begin RECORDS SHOWN

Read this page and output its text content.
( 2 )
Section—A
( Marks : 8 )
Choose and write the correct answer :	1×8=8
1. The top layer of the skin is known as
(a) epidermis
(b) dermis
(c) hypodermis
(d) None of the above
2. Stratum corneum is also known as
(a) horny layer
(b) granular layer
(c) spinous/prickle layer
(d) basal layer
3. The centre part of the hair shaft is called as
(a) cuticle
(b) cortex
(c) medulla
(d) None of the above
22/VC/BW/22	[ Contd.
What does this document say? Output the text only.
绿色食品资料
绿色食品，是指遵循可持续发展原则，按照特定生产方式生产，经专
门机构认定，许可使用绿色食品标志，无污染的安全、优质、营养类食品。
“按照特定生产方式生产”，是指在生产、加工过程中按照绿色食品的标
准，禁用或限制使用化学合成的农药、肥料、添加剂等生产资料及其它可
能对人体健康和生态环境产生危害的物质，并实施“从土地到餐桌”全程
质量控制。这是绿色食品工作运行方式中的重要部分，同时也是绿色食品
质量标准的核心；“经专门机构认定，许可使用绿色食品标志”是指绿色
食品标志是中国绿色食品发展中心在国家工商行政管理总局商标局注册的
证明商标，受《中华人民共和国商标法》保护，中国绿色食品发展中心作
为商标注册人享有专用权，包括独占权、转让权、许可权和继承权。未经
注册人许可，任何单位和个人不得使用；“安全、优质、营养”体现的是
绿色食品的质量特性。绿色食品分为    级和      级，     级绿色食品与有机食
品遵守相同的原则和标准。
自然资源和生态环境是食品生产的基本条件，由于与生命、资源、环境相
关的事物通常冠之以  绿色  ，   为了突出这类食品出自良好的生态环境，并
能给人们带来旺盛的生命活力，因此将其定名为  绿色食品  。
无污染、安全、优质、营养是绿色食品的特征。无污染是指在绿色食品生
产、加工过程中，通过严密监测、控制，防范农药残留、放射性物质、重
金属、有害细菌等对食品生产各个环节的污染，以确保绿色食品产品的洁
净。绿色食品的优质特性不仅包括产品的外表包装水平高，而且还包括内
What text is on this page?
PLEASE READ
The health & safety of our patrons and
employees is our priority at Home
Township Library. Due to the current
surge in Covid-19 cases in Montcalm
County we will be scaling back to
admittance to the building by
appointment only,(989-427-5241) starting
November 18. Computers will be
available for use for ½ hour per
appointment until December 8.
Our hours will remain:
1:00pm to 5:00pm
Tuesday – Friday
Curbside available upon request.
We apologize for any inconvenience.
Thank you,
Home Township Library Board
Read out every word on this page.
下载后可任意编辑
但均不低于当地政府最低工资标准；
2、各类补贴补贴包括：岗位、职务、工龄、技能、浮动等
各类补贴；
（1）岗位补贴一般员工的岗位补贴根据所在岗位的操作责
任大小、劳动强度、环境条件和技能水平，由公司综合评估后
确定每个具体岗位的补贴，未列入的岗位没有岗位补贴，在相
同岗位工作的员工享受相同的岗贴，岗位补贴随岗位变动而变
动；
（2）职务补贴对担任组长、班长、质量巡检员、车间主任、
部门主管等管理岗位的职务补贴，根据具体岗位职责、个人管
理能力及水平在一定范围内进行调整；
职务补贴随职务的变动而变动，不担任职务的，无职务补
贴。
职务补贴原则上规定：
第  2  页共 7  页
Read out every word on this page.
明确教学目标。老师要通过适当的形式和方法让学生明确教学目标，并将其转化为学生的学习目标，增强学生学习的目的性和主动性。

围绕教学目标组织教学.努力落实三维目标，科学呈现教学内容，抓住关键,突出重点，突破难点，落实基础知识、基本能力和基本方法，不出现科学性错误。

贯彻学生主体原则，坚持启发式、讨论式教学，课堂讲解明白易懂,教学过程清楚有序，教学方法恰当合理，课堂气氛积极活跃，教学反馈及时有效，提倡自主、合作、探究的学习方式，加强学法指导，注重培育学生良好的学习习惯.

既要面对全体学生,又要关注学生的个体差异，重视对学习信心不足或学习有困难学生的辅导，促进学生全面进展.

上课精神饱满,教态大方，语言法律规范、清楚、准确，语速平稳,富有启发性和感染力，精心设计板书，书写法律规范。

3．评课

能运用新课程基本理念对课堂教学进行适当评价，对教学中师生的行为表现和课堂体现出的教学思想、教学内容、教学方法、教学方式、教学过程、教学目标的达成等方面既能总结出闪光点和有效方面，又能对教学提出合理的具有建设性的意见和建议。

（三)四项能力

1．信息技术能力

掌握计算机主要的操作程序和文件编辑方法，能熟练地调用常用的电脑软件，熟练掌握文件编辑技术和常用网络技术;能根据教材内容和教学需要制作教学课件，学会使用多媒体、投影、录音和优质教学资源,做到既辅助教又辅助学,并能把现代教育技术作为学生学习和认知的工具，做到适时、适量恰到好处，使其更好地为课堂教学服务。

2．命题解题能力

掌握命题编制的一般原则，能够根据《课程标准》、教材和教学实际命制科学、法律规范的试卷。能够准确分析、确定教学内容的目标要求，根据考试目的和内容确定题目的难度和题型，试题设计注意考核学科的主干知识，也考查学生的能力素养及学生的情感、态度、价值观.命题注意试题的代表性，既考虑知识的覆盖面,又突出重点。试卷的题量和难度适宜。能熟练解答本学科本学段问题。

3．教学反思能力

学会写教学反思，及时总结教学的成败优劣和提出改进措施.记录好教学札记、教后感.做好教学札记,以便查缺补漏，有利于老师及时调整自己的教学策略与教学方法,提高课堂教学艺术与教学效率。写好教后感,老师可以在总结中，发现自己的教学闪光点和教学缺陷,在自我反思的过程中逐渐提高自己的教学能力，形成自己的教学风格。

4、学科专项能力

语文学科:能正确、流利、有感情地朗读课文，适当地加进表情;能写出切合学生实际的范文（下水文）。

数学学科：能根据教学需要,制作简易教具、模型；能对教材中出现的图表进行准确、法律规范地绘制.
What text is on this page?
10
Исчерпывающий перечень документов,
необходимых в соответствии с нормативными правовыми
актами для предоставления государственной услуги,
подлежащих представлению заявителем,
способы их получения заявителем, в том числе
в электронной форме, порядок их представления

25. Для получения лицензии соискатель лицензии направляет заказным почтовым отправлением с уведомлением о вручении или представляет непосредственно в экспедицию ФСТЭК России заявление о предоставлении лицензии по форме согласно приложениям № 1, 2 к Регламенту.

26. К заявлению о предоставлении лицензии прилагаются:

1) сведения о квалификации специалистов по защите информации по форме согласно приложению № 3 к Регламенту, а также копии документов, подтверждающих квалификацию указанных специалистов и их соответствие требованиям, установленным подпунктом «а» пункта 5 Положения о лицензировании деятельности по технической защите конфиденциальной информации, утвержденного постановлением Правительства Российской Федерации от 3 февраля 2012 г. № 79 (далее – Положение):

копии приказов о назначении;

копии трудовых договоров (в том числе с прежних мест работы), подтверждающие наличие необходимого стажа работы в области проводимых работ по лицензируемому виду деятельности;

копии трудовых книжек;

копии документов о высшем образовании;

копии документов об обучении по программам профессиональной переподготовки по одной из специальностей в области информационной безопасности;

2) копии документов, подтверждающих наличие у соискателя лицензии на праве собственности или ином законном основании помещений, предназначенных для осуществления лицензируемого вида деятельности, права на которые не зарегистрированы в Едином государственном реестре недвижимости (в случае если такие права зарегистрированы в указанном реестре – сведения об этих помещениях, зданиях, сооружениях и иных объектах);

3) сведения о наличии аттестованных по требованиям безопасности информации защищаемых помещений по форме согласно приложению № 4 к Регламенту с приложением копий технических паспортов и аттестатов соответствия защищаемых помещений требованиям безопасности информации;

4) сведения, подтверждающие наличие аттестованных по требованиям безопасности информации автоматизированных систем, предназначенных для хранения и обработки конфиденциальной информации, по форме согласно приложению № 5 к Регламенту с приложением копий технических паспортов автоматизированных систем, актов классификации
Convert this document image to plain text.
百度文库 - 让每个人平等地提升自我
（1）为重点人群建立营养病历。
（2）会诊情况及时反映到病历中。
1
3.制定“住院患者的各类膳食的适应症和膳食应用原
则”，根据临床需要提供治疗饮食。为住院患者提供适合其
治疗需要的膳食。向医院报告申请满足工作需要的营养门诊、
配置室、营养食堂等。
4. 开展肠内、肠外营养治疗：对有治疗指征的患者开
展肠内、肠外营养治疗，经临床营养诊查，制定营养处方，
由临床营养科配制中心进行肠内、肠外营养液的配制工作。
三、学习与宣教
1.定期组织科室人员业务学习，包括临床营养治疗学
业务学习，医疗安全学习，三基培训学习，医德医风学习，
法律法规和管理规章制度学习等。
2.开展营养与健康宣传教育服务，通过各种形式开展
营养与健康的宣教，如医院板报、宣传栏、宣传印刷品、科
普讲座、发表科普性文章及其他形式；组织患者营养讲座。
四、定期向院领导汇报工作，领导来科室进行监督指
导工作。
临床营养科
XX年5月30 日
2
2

end RECORDS SHOWN

:: DIRECTIVE ::
Every line from the one containing "Convert this document image to plain text." through the end of the entries above must be echoed exactly, with both ends kept.

:: SOLUTION BELOW ::
Convert this document image to plain text.
百度文库 - 让每个人平等地提升自我
（1）为重点人群建立营养病历。
（2）会诊情况及时反映到病历中。
1
3.制定“住院患者的各类膳食的适应症和膳食应用原
则”，根据临床需要提供治疗饮食。为住院患者提供适合其
治疗需要的膳食。向医院报告申请满足工作需要的营养门诊、
配置室、营养食堂等。
4. 开展肠内、肠外营养治疗：对有治疗指征的患者开
展肠内、肠外营养治疗，经临床营养诊查，制定营养处方，
由临床营养科配制中心进行肠内、肠外营养液的配制工作。
三、学习与宣教
1.定期组织科室人员业务学习，包括临床营养治疗学
业务学习，医疗安全学习，三基培训学习，医德医风学习，
法律法规和管理规章制度学习等。
2.开展营养与健康宣传教育服务，通过各种形式开展
营养与健康的宣教，如医院板报、宣传栏、宣传印刷品、科
普讲座、发表科普性文章及其他形式；组织患者营养讲座。
四、定期向院领导汇报工作，领导来科室进行监督指
导工作。
临床营养科
XX年5月30 日
2
2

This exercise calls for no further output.